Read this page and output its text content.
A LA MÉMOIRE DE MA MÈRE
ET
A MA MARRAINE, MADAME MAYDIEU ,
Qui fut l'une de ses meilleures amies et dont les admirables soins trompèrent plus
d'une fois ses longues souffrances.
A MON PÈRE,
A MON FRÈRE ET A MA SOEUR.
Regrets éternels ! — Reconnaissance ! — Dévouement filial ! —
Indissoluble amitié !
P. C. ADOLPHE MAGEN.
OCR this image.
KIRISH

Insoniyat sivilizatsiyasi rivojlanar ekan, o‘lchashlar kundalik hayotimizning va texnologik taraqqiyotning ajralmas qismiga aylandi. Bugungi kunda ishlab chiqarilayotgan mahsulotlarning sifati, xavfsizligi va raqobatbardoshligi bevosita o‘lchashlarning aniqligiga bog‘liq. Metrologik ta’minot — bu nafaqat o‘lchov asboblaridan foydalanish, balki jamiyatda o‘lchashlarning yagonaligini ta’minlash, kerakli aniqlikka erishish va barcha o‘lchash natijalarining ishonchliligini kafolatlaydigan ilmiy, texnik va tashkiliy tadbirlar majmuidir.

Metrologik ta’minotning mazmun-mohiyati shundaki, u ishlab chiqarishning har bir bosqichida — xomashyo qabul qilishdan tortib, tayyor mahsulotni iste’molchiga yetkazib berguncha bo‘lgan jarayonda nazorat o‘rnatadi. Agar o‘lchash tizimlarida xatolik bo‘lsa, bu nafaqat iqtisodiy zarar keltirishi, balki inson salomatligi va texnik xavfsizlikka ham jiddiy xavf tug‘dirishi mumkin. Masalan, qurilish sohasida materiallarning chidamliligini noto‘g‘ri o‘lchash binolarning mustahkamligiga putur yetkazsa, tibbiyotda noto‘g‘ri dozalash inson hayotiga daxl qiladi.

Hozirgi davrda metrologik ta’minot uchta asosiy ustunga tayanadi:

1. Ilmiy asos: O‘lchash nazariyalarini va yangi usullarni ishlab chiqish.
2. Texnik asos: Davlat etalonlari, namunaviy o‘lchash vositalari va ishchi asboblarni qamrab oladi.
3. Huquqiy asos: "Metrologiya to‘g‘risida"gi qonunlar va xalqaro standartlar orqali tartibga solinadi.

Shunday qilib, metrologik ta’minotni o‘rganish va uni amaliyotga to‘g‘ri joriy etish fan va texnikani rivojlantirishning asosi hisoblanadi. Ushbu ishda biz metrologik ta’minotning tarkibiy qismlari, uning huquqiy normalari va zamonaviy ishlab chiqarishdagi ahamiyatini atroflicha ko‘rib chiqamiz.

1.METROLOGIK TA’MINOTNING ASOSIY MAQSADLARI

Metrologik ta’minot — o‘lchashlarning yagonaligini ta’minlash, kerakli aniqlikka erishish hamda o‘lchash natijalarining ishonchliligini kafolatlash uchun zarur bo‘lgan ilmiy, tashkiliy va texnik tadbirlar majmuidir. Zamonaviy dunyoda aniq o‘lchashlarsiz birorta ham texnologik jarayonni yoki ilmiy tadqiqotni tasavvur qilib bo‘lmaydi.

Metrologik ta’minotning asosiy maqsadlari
::::
Go through the records and copy each line with "this" in it.

» Answer to the exercise:
Read this page and output its text content.
OCR this image.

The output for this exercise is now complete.